Given request:
Retype all material exactly. Pictures stay out of the copy.

=-=-=

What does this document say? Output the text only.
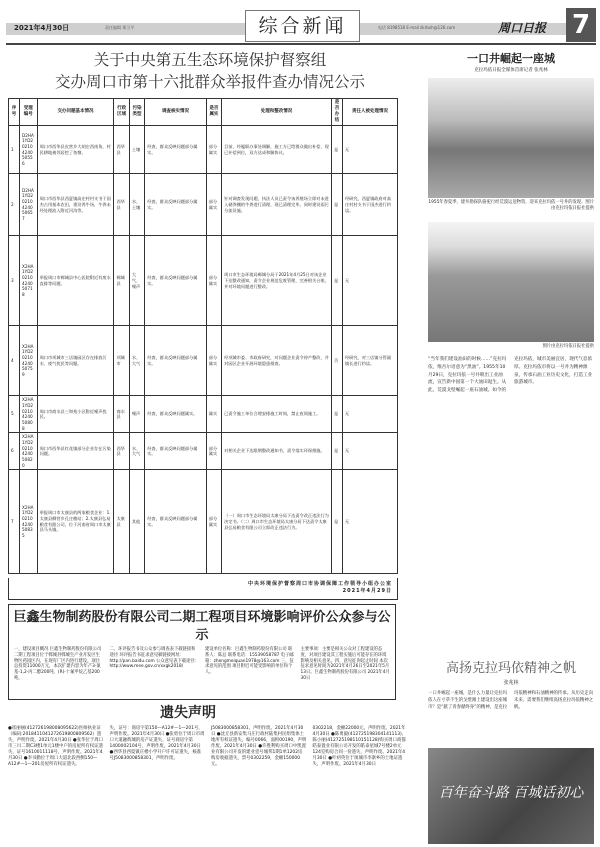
2021年4月30日	责任编辑 郑卫平	综合新闻	电话 8198518 E-mail zkrbxh@126.com	周口日报 7
关于中央第五生态环境保护督察组
交办周口市第十六批群众举报件查办情况公示
序号	受理编号	交办问题基本情况	行政区域	污染类型	调查核实情况	是否属实	处理和整改情况	是否办结	责任人被处理情况
1	D2HA1YD20210424050556	周口市西华县皮营乡大胡庄西南角，村民耕地被邻居挖了鱼塘。	西华县	土壤	经查，群众反映问题部分属实。	部分属实	目前，经履职办事处调解，施工方已给群众做出补偿，现已补偿到位，双方达成和解协议。	是	无
2	D2HA1YD20210424050657	周口市西华县西夏镇高庄村村支书于国杰占用基本农田，建设养牛场，牛粪未经处理流入附近河沟等。	西华县	水、土壤	经查，群众反映问题部分属实。	部分属实	针对调查发现问题，执法人员已责令该养殖场立即对未进入储粪棚的牛粪进行清理，现已清理完毕，同时建设雨污分流设施。	是	经研究，西夏镇政府对高庄村村支书于国杰进行约谈。
3	X2HA1YD20210424050718	举报周口市郸城县中心医院附近有废水直排等问题。	郸城县	大气、噪声	经查，群众反映问题部分属实。	部分属实	周口市生态环境局郸城分局于2021年4月25日对该企业下达整改通知，责令企业规范危废管理，完善相关台账，并对环境问题进行整改。	是	无
4	X2HA1YD20210424050759	周口市项城市三店镇园区存在排放污水、废气扰民等问题。	项城市	水、大气	经查，群众反映问题部分属实。	部分属实	经项城市委、市政府研究，对问题企业责令停产整改，并对园区企业开展环境隐患排查。	否	经研究，对三店镇分管副镇长进行约谈。
5	X2HA1YD20210424050808	周口市商水县三和苑小区附近噪声扰民。	商水县	噪声	经查，群众反映问题属实。	属实	已责令施工单位合理安排施工时间，禁止夜间施工。	是	无
6	X2HA1YD20210424050820	周口市西华县红花镇部分企业存在污染问题。	西华县	水、大气	经查，群众反映问题部分属实。	部分属实	对相关企业下达限期整改通知书，责令落实环保措施。	是	无
7	X2HA1YD20210424050835	举报周口市太康县的两家粮食企业：1.太康县柳营乡孔庄粮站；2.太康县弘易粮食有限公司，位于河南省周口市太康县马头镇。	太康县	其他	经查，群众反映问题部分属实。	部分属实	（一）周口市生态环境局太康分局下达责令改正违法行为决定书。（二）周口市生态环境局太康分局下达责令太康县弘易粮食有限公司立即改正违法行为。	是	无
中央环境保护督察周口市协调保障工作领导小组办公室
2021年4月29日
巨鑫生物制药股份有限公司二期工程项目环境影响评价公众参与公示
一、建设项目概况 巨鑫生物制药股份有限公司二期工程项目位于郸城县郸城生产业开发区生物医药园区内，在现有厂区内进行建设。项目总投资11000万元，本次扩建内容为年产3-氯基-1,2-丙二醇200吨、(R)-十氟甲烷乙基200吨。
二、环评报告书及公众参与调查表下载链接和途径 环评报告书征求意见稿链接网址：http://pan.baidu.com 公众意见表下载途径：http://www.mee.gov.cn/xxgk2018/
建设单位名称：巨鑫生物制药股份有限公司 联系人：陈总 联系电话：15539058787 电子邮箱：zhengmeiquan1978@163.com 三、征求意见的范围 项目附近可能受影响的单位和个人。
主要事项：主要是相关公众对工程建设的态度，对项目建设其工程实施后可能存在的环境影响及相关意见。四、意见征询起止时间 本次征求意见时间为2021年4月26日至2021年5月13日。巨鑫生物制药股份有限公司 2021年4月30日
遗失声明
●崔丽丽(412726198008095622)医师执业证（编码:2018411041272619800809562）遗失，声明作废。2021年4月30日 ●张华位于周口市三川二期C3楼1单元1楼中户的房屋所有权证遗失，证号1610011118号，声明作废。2021年4月30日 ●李书勤位于周口大道北段西侧150—A12#—1—201房屋所有权证遗失。
失，证号：商房字第150—A12#—1—201号，声明作废。2021年4月30日 ●张勇位于周口市周口大道融辉城的房产证遗失，证号商房字第1400002104号，声明作废。2021年4月30日 ●西华县西夏镇庄楼小学开户许可证遗失，核准号J5083000858301，声明作废。
J5083000858301，声明作废。2021年4月30日 ●沈丘县新安集马庄行政村陆集村民组集体土地所有权证遗失，编号0066，面积00190，声明作废。2021年4月30日 ●许胜利购买周口中凯置业有限公司开发的建业壹号城邦1期1单1202房购房收据遗失，票号0302259，金额150000元。
0302218，金额22000元，声明作废。2021年4月30日 ●陈勇毅(412725198304141113)、陈小丽(412725198110151128)购买周口商都皓泰置业有限公司开发的皓泰星城7号楼2单元124室购房合同一份遗失，声明作废。2021年4月30日 ●叶初英位于项城市李寨乡的土地证遗失，声明作废。2021年4月30日
一口井崛起一座城
克拉玛依日报全媒体首席记者 张兆林
1955年春夏季，建井勘探队骆驼行经荒漠运送物资，迎来克拉玛依一号井的发现。图片由克拉玛依日报社提供
图片由克拉玛依日报社提供
“当年我们建设油田的时候……”克拉玛依，维吾尔语意为“黑油”。1955年10月29日，克拉玛依一号井喷出工业油流，宣告新中国第一个大油田诞生。从此，荒漠戈壁崛起一座石油城。如今的克拉玛依，城市美丽宜居，现代气息浓厚。克拉玛依市将以一号井为精神源泉，传承石油工业历史文化，打造工业旅游城市。
高扬克拉玛依精神之帆
张兆林
一口井崛起一座城，是什么力量让克拉玛依人在寸草不生的戈壁滩上建设出这座城市？是“献了青春献终身”的精神，是克拉玛依精神和石油精神的传承。从历史走向未来，需要我们继续高扬克拉玛依精神之帆。
百年奋斗路 百城话初心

=-=-=

Final answer:
What does this document say? Output the text only.
2021年4月30日	责任编辑 郑卫平	综合新闻	电话 8198518 E-mail zkrbxh@126.com	周口日报 7
关于中央第五生态环境保护督察组
交办周口市第十六批群众举报件查办情况公示
序号	受理编号	交办问题基本情况	行政区域	污染类型	调查核实情况	是否属实	处理和整改情况	是否办结	责任人被处理情况
1	D2HA1YD20210424050556	周口市西华县皮营乡大胡庄西南角，村民耕地被邻居挖了鱼塘。	西华县	土壤	经查，群众反映问题部分属实。	部分属实	目前，经履职办事处调解，施工方已给群众做出补偿，现已补偿到位，双方达成和解协议。	是	无
2	D2HA1YD20210424050657	周口市西华县西夏镇高庄村村支书于国杰占用基本农田，建设养牛场，牛粪未经处理流入附近河沟等。	西华县	水、土壤	经查，群众反映问题部分属实。	部分属实	针对调查发现问题，执法人员已责令该养殖场立即对未进入储粪棚的牛粪进行清理，现已清理完毕，同时建设雨污分流设施。	是	经研究，西夏镇政府对高庄村村支书于国杰进行约谈。
3	X2HA1YD20210424050718	举报周口市郸城县中心医院附近有废水直排等问题。	郸城县	大气、噪声	经查，群众反映问题部分属实。	部分属实	周口市生态环境局郸城分局于2021年4月25日对该企业下达整改通知，责令企业规范危废管理，完善相关台账，并对环境问题进行整改。	是	无
4	X2HA1YD20210424050759	周口市项城市三店镇园区存在排放污水、废气扰民等问题。	项城市	水、大气	经查，群众反映问题部分属实。	部分属实	经项城市委、市政府研究，对问题企业责令停产整改，并对园区企业开展环境隐患排查。	否	经研究，对三店镇分管副镇长进行约谈。
5	X2HA1YD20210424050808	周口市商水县三和苑小区附近噪声扰民。	商水县	噪声	经查，群众反映问题属实。	属实	已责令施工单位合理安排施工时间，禁止夜间施工。	是	无
6	X2HA1YD20210424050820	周口市西华县红花镇部分企业存在污染问题。	西华县	水、大气	经查，群众反映问题部分属实。	部分属实	对相关企业下达限期整改通知书，责令落实环保措施。	是	无
7	X2HA1YD20210424050835	举报周口市太康县的两家粮食企业：1.太康县柳营乡孔庄粮站；2.太康县弘易粮食有限公司，位于河南省周口市太康县马头镇。	太康县	其他	经查，群众反映问题部分属实。	部分属实	（一）周口市生态环境局太康分局下达责令改正违法行为决定书。（二）周口市生态环境局太康分局下达责令太康县弘易粮食有限公司立即改正违法行为。	是	无
中央环境保护督察周口市协调保障工作领导小组办公室
2021年4月29日
巨鑫生物制药股份有限公司二期工程项目环境影响评价公众参与公示
一、建设项目概况 巨鑫生物制药股份有限公司二期工程项目位于郸城县郸城生产业开发区生物医药园区内，在现有厂区内进行建设。项目总投资11000万元，本次扩建内容为年产3-氯基-1,2-丙二醇200吨、(R)-十氟甲烷乙基200吨。
二、环评报告书及公众参与调查表下载链接和途径 环评报告书征求意见稿链接网址：http://pan.baidu.com 公众意见表下载途径：http://www.mee.gov.cn/xxgk2018/
建设单位名称：巨鑫生物制药股份有限公司 联系人：陈总 联系电话：15539058787 电子邮箱：zhengmeiquan1978@163.com 三、征求意见的范围 项目附近可能受影响的单位和个人。
主要事项：主要是相关公众对工程建设的态度，对项目建设其工程实施后可能存在的环境影响及相关意见。四、意见征询起止时间 本次征求意见时间为2021年4月26日至2021年5月13日。巨鑫生物制药股份有限公司 2021年4月30日
遗失声明
●崔丽丽(412726198008095622)医师执业证（编码:2018411041272619800809562）遗失，声明作废。2021年4月30日 ●张华位于周口市三川二期C3楼1单元1楼中户的房屋所有权证遗失，证号1610011118号，声明作废。2021年4月30日 ●李书勤位于周口大道北段西侧150—A12#—1—201房屋所有权证遗失。
失，证号：商房字第150—A12#—1—201号，声明作废。2021年4月30日 ●张勇位于周口市周口大道融辉城的房产证遗失，证号商房字第1400002104号，声明作废。2021年4月30日 ●西华县西夏镇庄楼小学开户许可证遗失，核准号J5083000858301，声明作废。
J5083000858301，声明作废。2021年4月30日 ●沈丘县新安集马庄行政村陆集村民组集体土地所有权证遗失，编号0066，面积00190，声明作废。2021年4月30日 ●许胜利购买周口中凯置业有限公司开发的建业壹号城邦1期1单1202房购房收据遗失，票号0302259，金额150000元。
0302218，金额22000元，声明作废。2021年4月30日 ●陈勇毅(412725198304141113)、陈小丽(412725198110151128)购买周口商都皓泰置业有限公司开发的皓泰星城7号楼2单元124室购房合同一份遗失，声明作废。2021年4月30日 ●叶初英位于项城市李寨乡的土地证遗失，声明作废。2021年4月30日
一口井崛起一座城
克拉玛依日报全媒体首席记者 张兆林
1955年春夏季，建井勘探队骆驼行经荒漠运送物资，迎来克拉玛依一号井的发现。图片由克拉玛依日报社提供
图片由克拉玛依日报社提供
“当年我们建设油田的时候……”克拉玛依，维吾尔语意为“黑油”。1955年10月29日，克拉玛依一号井喷出工业油流，宣告新中国第一个大油田诞生。从此，荒漠戈壁崛起一座石油城。如今的克拉玛依，城市美丽宜居，现代气息浓厚。克拉玛依市将以一号井为精神源泉，传承石油工业历史文化，打造工业旅游城市。
高扬克拉玛依精神之帆
张兆林
一口井崛起一座城，是什么力量让克拉玛依人在寸草不生的戈壁滩上建设出这座城市？是“献了青春献终身”的精神，是克拉玛依精神和石油精神的传承。从历史走向未来，需要我们继续高扬克拉玛依精神之帆。
百年奋斗路 百城话初心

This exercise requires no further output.